SET PROBLEM: Can the data below be set down again exactly, line for line?

Dataset rows:
## start

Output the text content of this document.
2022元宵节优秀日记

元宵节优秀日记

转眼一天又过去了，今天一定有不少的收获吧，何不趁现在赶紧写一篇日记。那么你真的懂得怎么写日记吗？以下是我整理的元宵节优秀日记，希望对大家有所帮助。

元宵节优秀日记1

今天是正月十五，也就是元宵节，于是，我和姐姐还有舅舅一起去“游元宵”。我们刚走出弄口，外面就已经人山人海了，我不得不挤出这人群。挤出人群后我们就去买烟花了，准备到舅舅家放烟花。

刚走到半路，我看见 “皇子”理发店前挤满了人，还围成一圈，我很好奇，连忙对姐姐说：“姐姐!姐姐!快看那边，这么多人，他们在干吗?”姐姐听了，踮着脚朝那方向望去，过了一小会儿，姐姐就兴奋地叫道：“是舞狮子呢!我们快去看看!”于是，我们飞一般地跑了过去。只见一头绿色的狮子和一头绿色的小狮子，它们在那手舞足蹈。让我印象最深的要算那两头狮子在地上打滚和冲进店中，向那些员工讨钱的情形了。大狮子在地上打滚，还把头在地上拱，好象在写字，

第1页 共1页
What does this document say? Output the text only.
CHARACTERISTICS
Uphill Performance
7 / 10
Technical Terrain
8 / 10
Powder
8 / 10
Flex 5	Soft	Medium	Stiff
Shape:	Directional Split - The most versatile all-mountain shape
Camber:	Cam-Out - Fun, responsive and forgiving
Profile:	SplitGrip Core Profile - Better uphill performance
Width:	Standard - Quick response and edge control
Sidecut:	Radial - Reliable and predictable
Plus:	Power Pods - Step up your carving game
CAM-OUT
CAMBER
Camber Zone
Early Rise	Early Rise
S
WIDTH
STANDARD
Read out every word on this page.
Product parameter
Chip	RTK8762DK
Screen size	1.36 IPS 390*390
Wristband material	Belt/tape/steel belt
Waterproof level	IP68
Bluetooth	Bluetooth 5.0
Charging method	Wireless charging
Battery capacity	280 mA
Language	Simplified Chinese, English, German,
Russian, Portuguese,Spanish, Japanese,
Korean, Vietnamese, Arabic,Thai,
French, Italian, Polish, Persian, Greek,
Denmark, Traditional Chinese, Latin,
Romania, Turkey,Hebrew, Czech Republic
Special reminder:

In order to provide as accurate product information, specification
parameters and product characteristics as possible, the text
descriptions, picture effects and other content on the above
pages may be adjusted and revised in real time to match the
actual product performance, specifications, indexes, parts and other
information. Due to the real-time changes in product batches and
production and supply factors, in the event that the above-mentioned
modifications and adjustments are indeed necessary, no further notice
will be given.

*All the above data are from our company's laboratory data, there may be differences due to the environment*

## end

TASK RESULT:
Output the text content of this document.
2022元宵节优秀日记

元宵节优秀日记

转眼一天又过去了，今天一定有不少的收获吧，何不趁现在赶紧写一篇日记。那么你真的懂得怎么写日记吗？以下是我整理的元宵节优秀日记，希望对大家有所帮助。

元宵节优秀日记1

今天是正月十五，也就是元宵节，于是，我和姐姐还有舅舅一起去“游元宵”。我们刚走出弄口，外面就已经人山人海了，我不得不挤出这人群。挤出人群后我们就去买烟花了，准备到舅舅家放烟花。

刚走到半路，我看见 “皇子”理发店前挤满了人，还围成一圈，我很好奇，连忙对姐姐说：“姐姐!姐姐!快看那边，这么多人，他们在干吗?”姐姐听了，踮着脚朝那方向望去，过了一小会儿，姐姐就兴奋地叫道：“是舞狮子呢!我们快去看看!”于是，我们飞一般地跑了过去。只见一头绿色的狮子和一头绿色的小狮子，它们在那手舞足蹈。让我印象最深的要算那两头狮子在地上打滚和冲进店中，向那些员工讨钱的情形了。大狮子在地上打滚，还把头在地上拱，好象在写字，

第1页 共1页
What does this document say? Output the text only.
CHARACTERISTICS
Uphill Performance
7 / 10
Technical Terrain
8 / 10
Powder
8 / 10
Flex 5	Soft	Medium	Stiff
Shape:	Directional Split - The most versatile all-mountain shape
Camber:	Cam-Out - Fun, responsive and forgiving
Profile:	SplitGrip Core Profile - Better uphill performance
Width:	Standard - Quick response and edge control
Sidecut:	Radial - Reliable and predictable
Plus:	Power Pods - Step up your carving game
CAM-OUT
CAMBER
Camber Zone
Early Rise	Early Rise
S
WIDTH
STANDARD
Read out every word on this page.
Product parameter
Chip	RTK8762DK
Screen size	1.36 IPS 390*390
Wristband material	Belt/tape/steel belt
Waterproof level	IP68
Bluetooth	Bluetooth 5.0
Charging method	Wireless charging
Battery capacity	280 mA
Language	Simplified Chinese, English, German,
Russian, Portuguese,Spanish, Japanese,
Korean, Vietnamese, Arabic,Thai,
French, Italian, Polish, Persian, Greek,
Denmark, Traditional Chinese, Latin,
Romania, Turkey,Hebrew, Czech Republic
Special reminder:

In order to provide as accurate product information, specification
parameters and product characteristics as possible, the text
descriptions, picture effects and other content on the above
pages may be adjusted and revised in real time to match the
actual product performance, specifications, indexes, parts and other
information. Due to the real-time changes in product batches and
production and supply factors, in the event that the above-mentioned
modifications and adjustments are indeed necessary, no further notice
will be given.

*All the above data are from our company's laboratory data, there may be differences due to the environment*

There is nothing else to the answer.